* Begin Provided information *

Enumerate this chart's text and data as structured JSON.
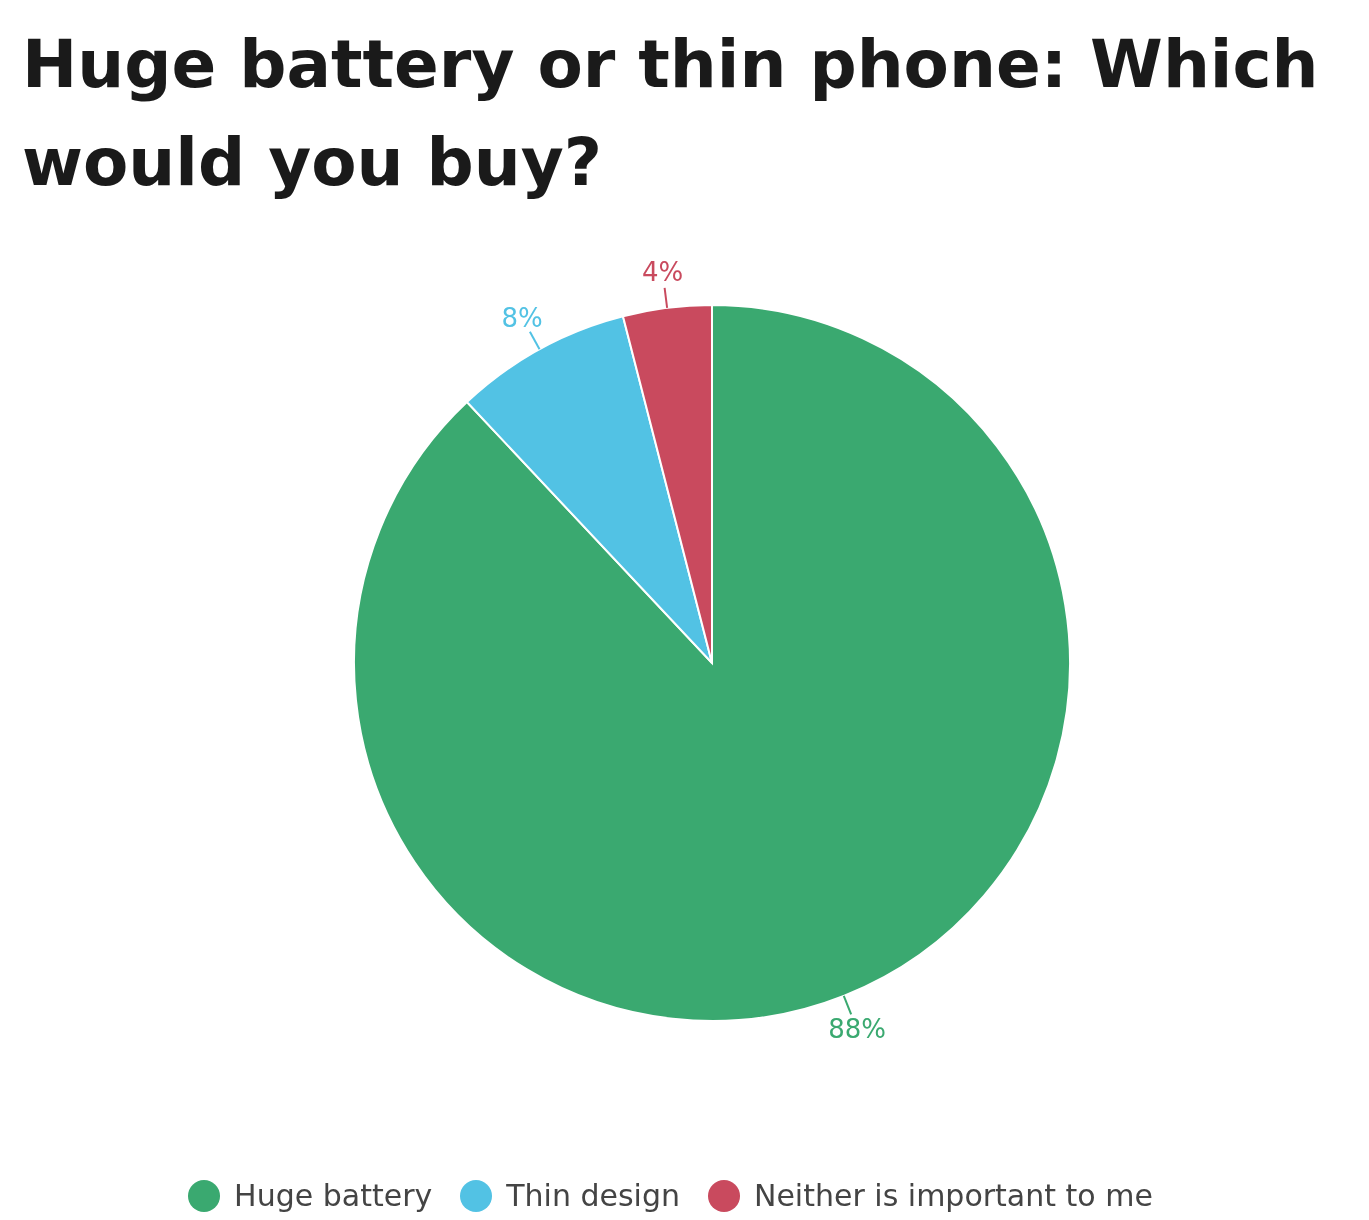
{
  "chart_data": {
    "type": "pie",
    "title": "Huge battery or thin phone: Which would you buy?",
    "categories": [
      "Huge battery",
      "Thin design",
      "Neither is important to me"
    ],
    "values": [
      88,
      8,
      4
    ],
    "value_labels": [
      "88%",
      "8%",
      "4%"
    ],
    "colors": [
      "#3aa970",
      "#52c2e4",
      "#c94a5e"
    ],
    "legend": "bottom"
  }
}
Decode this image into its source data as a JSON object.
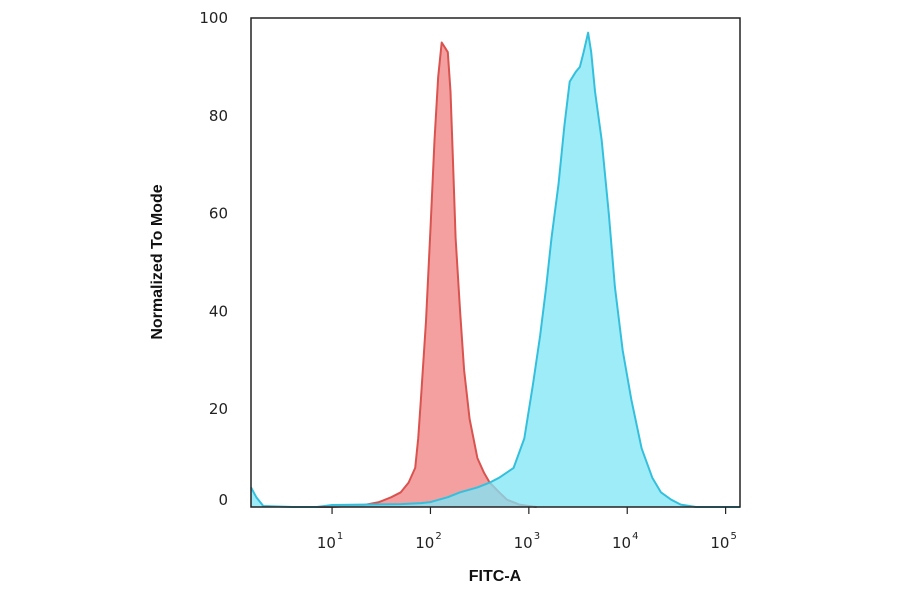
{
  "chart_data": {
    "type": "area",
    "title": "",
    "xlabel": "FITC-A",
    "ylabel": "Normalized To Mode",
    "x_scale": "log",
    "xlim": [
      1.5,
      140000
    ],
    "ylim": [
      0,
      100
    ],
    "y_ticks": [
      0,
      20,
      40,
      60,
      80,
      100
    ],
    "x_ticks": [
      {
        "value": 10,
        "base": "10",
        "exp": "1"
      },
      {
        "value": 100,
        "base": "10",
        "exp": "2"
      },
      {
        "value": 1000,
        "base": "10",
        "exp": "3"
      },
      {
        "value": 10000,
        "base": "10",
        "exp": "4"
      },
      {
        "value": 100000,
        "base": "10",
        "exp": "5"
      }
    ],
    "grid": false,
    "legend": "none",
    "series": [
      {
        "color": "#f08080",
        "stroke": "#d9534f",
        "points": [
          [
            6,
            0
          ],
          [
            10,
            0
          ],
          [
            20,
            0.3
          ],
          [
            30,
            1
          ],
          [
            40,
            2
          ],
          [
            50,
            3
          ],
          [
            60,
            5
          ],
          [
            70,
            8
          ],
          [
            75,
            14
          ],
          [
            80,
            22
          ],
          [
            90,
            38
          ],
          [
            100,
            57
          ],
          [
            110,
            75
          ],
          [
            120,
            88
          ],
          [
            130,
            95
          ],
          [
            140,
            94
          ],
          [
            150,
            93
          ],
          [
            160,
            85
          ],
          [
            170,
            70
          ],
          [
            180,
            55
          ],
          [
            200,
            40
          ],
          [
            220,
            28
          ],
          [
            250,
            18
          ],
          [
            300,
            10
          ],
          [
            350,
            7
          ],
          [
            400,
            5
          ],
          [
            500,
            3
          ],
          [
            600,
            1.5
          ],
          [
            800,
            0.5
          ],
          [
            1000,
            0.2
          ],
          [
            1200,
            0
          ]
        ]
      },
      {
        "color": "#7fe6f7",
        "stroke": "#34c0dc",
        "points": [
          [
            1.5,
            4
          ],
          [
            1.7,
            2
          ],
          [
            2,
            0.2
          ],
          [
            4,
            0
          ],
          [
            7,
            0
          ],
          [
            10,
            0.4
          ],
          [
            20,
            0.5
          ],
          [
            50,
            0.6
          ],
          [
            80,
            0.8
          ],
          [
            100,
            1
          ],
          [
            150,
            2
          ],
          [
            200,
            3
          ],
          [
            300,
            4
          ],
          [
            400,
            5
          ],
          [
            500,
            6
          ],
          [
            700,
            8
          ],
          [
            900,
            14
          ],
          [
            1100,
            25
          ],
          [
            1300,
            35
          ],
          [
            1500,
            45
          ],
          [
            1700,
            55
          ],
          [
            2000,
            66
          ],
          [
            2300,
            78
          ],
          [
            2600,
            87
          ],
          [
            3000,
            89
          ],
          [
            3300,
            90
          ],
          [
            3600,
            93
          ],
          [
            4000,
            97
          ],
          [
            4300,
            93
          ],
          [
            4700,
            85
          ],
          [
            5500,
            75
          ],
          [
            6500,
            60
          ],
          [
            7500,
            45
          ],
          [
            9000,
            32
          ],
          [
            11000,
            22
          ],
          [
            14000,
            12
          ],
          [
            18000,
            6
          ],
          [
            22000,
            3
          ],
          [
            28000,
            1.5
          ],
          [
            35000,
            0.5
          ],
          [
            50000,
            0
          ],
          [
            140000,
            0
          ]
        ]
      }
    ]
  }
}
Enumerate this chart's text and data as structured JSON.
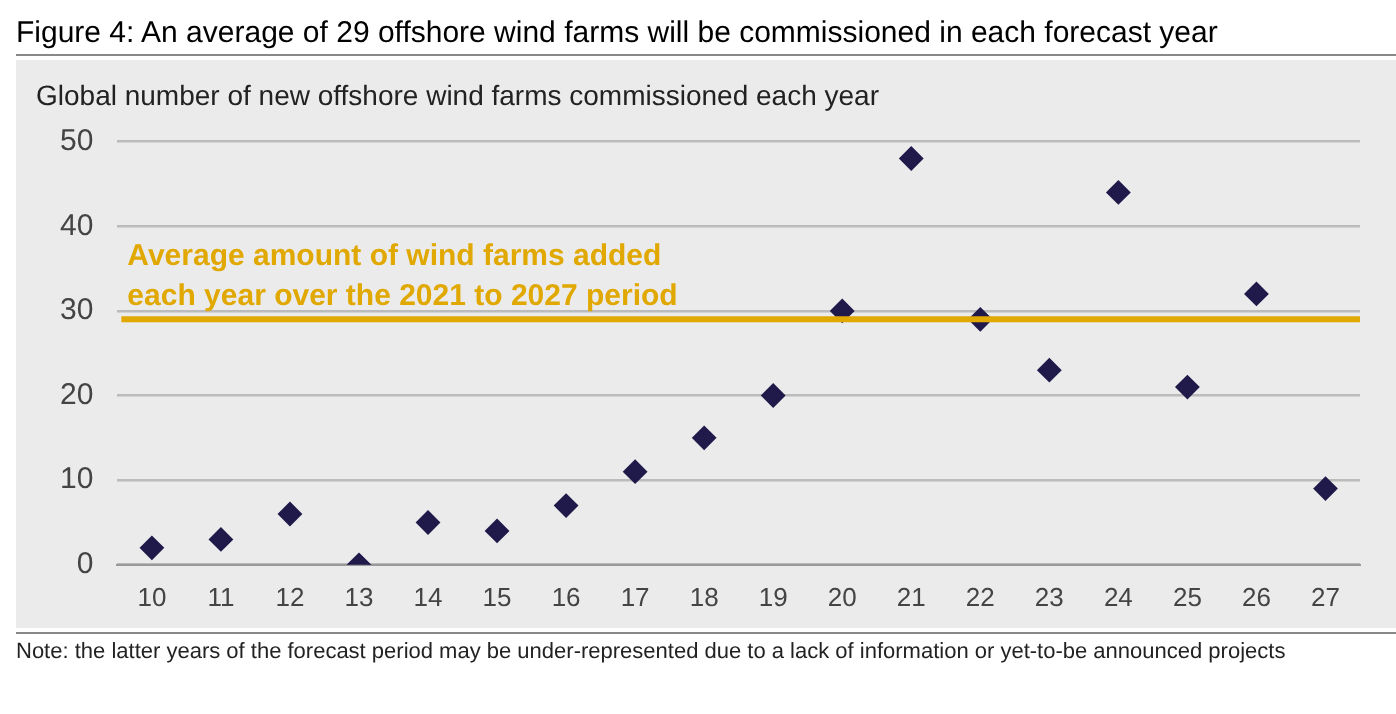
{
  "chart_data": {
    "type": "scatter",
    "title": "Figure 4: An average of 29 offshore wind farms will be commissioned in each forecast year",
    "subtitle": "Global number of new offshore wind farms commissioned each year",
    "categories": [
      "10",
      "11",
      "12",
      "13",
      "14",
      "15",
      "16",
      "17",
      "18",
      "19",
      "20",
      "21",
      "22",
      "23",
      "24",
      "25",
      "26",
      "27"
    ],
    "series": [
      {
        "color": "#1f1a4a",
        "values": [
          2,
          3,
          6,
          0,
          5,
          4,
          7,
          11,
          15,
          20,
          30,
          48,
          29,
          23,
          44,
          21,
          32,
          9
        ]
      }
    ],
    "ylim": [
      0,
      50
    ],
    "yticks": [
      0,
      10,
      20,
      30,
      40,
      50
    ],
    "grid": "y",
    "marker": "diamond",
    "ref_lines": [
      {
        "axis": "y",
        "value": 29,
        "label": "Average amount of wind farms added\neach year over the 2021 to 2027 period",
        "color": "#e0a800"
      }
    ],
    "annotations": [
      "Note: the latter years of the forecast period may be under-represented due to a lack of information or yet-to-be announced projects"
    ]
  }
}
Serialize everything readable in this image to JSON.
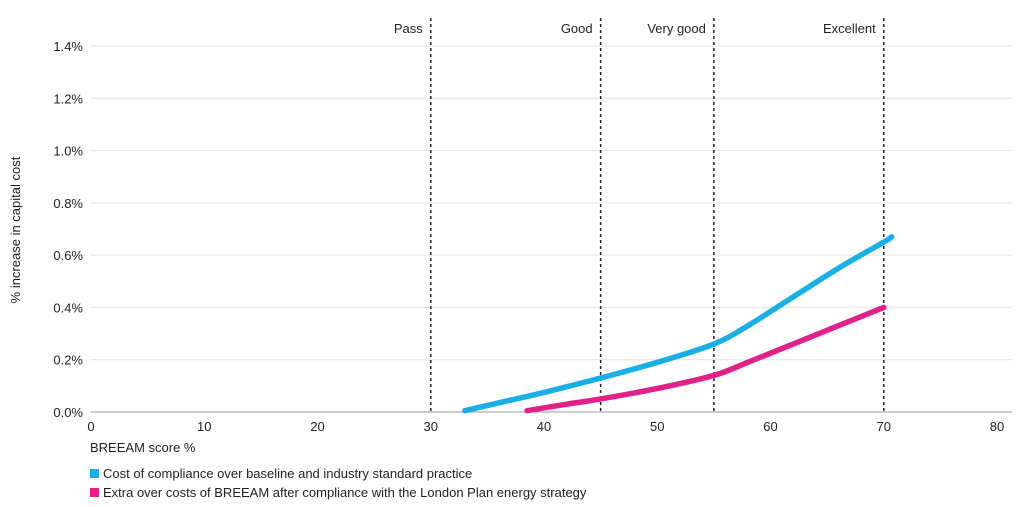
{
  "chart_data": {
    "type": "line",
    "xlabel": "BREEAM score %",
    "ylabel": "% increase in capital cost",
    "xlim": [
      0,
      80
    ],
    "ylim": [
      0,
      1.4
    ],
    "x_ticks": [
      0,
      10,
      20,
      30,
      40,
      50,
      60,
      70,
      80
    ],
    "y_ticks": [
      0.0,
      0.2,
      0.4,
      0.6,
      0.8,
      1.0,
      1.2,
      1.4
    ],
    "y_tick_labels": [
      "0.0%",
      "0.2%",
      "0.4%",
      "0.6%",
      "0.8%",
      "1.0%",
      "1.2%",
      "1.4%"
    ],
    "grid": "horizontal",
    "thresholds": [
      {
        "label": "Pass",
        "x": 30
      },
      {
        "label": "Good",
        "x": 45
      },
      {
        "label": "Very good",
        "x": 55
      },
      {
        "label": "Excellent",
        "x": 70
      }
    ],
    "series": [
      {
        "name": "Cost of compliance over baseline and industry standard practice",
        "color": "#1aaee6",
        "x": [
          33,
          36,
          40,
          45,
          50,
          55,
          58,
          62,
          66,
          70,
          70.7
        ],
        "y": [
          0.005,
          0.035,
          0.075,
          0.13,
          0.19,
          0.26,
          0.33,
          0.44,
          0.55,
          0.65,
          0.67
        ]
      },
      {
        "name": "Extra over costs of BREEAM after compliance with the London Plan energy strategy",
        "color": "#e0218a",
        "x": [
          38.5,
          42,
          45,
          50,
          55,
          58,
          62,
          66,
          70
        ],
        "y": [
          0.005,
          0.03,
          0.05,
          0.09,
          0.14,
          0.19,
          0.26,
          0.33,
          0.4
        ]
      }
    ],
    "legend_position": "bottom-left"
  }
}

* End Provided information *

§ **Exercise objective**
Transcribe all of the material exactly, leaving out whatever pictures it contains.

§ **Reply to the exercise**
Enumerate this chart's text and data as structured JSON.
{
  "chart_data": {
    "type": "pie",
    "title": "Huge battery or thin phone: Which would you buy?",
    "categories": [
      "Huge battery",
      "Thin design",
      "Neither is important to me"
    ],
    "values": [
      88,
      8,
      4
    ],
    "value_labels": [
      "88%",
      "8%",
      "4%"
    ],
    "colors": [
      "#3aa970",
      "#52c2e4",
      "#c94a5e"
    ],
    "legend": "bottom"
  }
}
Decode this image into its source data as a JSON object.
{
  "chart_data": {
    "type": "area",
    "title": "",
    "xlabel": "FITC-A",
    "ylabel": "Normalized To Mode",
    "x_scale": "log",
    "xlim": [
      1.5,
      140000
    ],
    "ylim": [
      0,
      100
    ],
    "y_ticks": [
      0,
      20,
      40,
      60,
      80,
      100
    ],
    "x_ticks": [
      {
        "value": 10,
        "base": "10",
        "exp": "1"
      },
      {
        "value": 100,
        "base": "10",
        "exp": "2"
      },
      {
        "value": 1000,
        "base": "10",
        "exp": "3"
      },
      {
        "value": 10000,
        "base": "10",
        "exp": "4"
      },
      {
        "value": 100000,
        "base": "10",
        "exp": "5"
      }
    ],
    "grid": false,
    "legend": "none",
    "series": [
      {
        "color": "#f08080",
        "stroke": "#d9534f",
        "points": [
          [
            6,
            0
          ],
          [
            10,
            0
          ],
          [
            20,
            0.3
          ],
          [
            30,
            1
          ],
          [
            40,
            2
          ],
          [
            50,
            3
          ],
          [
            60,
            5
          ],
          [
            70,
            8
          ],
          [
            75,
            14
          ],
          [
            80,
            22
          ],
          [
            90,
            38
          ],
          [
            100,
            57
          ],
          [
            110,
            75
          ],
          [
            120,
            88
          ],
          [
            130,
            95
          ],
          [
            140,
            94
          ],
          [
            150,
            93
          ],
          [
            160,
            85
          ],
          [
            170,
            70
          ],
          [
            180,
            55
          ],
          [
            200,
            40
          ],
          [
            220,
            28
          ],
          [
            250,
            18
          ],
          [
            300,
            10
          ],
          [
            350,
            7
          ],
          [
            400,
            5
          ],
          [
            500,
            3
          ],
          [
            600,
            1.5
          ],
          [
            800,
            0.5
          ],
          [
            1000,
            0.2
          ],
          [
            1200,
            0
          ]
        ]
      },
      {
        "color": "#7fe6f7",
        "stroke": "#34c0dc",
        "points": [
          [
            1.5,
            4
          ],
          [
            1.7,
            2
          ],
          [
            2,
            0.2
          ],
          [
            4,
            0
          ],
          [
            7,
            0
          ],
          [
            10,
            0.4
          ],
          [
            20,
            0.5
          ],
          [
            50,
            0.6
          ],
          [
            80,
            0.8
          ],
          [
            100,
            1
          ],
          [
            150,
            2
          ],
          [
            200,
            3
          ],
          [
            300,
            4
          ],
          [
            400,
            5
          ],
          [
            500,
            6
          ],
          [
            700,
            8
          ],
          [
            900,
            14
          ],
          [
            1100,
            25
          ],
          [
            1300,
            35
          ],
          [
            1500,
            45
          ],
          [
            1700,
            55
          ],
          [
            2000,
            66
          ],
          [
            2300,
            78
          ],
          [
            2600,
            87
          ],
          [
            3000,
            89
          ],
          [
            3300,
            90
          ],
          [
            3600,
            93
          ],
          [
            4000,
            97
          ],
          [
            4300,
            93
          ],
          [
            4700,
            85
          ],
          [
            5500,
            75
          ],
          [
            6500,
            60
          ],
          [
            7500,
            45
          ],
          [
            9000,
            32
          ],
          [
            11000,
            22
          ],
          [
            14000,
            12
          ],
          [
            18000,
            6
          ],
          [
            22000,
            3
          ],
          [
            28000,
            1.5
          ],
          [
            35000,
            0.5
          ],
          [
            50000,
            0
          ],
          [
            140000,
            0
          ]
        ]
      }
    ]
  }
}
Enumerate this chart's text and data as structured JSON.
{
  "chart_data": {
    "type": "scatter",
    "title": "Figure 4: An average of 29 offshore wind farms will be commissioned in each forecast year",
    "subtitle": "Global number of new offshore wind farms commissioned each year",
    "categories": [
      "10",
      "11",
      "12",
      "13",
      "14",
      "15",
      "16",
      "17",
      "18",
      "19",
      "20",
      "21",
      "22",
      "23",
      "24",
      "25",
      "26",
      "27"
    ],
    "series": [
      {
        "color": "#1f1a4a",
        "values": [
          2,
          3,
          6,
          0,
          5,
          4,
          7,
          11,
          15,
          20,
          30,
          48,
          29,
          23,
          44,
          21,
          32,
          9
        ]
      }
    ],
    "ylim": [
      0,
      50
    ],
    "yticks": [
      0,
      10,
      20,
      30,
      40,
      50
    ],
    "grid": "y",
    "marker": "diamond",
    "ref_lines": [
      {
        "axis": "y",
        "value": 29,
        "label": "Average amount of wind farms added\neach year over the 2021 to 2027 period",
        "color": "#e0a800"
      }
    ],
    "annotations": [
      "Note: the latter years of the forecast period may be under-represented due to a lack of information or yet-to-be announced projects"
    ]
  }
}
Serialize everything readable in this image to JSON.
{
  "chart_data": {
    "type": "line",
    "xlabel": "BREEAM score %",
    "ylabel": "% increase in capital cost",
    "xlim": [
      0,
      80
    ],
    "ylim": [
      0,
      1.4
    ],
    "x_ticks": [
      0,
      10,
      20,
      30,
      40,
      50,
      60,
      70,
      80
    ],
    "y_ticks": [
      0.0,
      0.2,
      0.4,
      0.6,
      0.8,
      1.0,
      1.2,
      1.4
    ],
    "y_tick_labels": [
      "0.0%",
      "0.2%",
      "0.4%",
      "0.6%",
      "0.8%",
      "1.0%",
      "1.2%",
      "1.4%"
    ],
    "grid": "horizontal",
    "thresholds": [
      {
        "label": "Pass",
        "x": 30
      },
      {
        "label": "Good",
        "x": 45
      },
      {
        "label": "Very good",
        "x": 55
      },
      {
        "label": "Excellent",
        "x": 70
      }
    ],
    "series": [
      {
        "name": "Cost of compliance over baseline and industry standard practice",
        "color": "#1aaee6",
        "x": [
          33,
          36,
          40,
          45,
          50,
          55,
          58,
          62,
          66,
          70,
          70.7
        ],
        "y": [
          0.005,
          0.035,
          0.075,
          0.13,
          0.19,
          0.26,
          0.33,
          0.44,
          0.55,
          0.65,
          0.67
        ]
      },
      {
        "name": "Extra over costs of BREEAM after compliance with the London Plan energy strategy",
        "color": "#e0218a",
        "x": [
          38.5,
          42,
          45,
          50,
          55,
          58,
          62,
          66,
          70
        ],
        "y": [
          0.005,
          0.03,
          0.05,
          0.09,
          0.14,
          0.19,
          0.26,
          0.33,
          0.4
        ]
      }
    ],
    "legend_position": "bottom-left"
  }
}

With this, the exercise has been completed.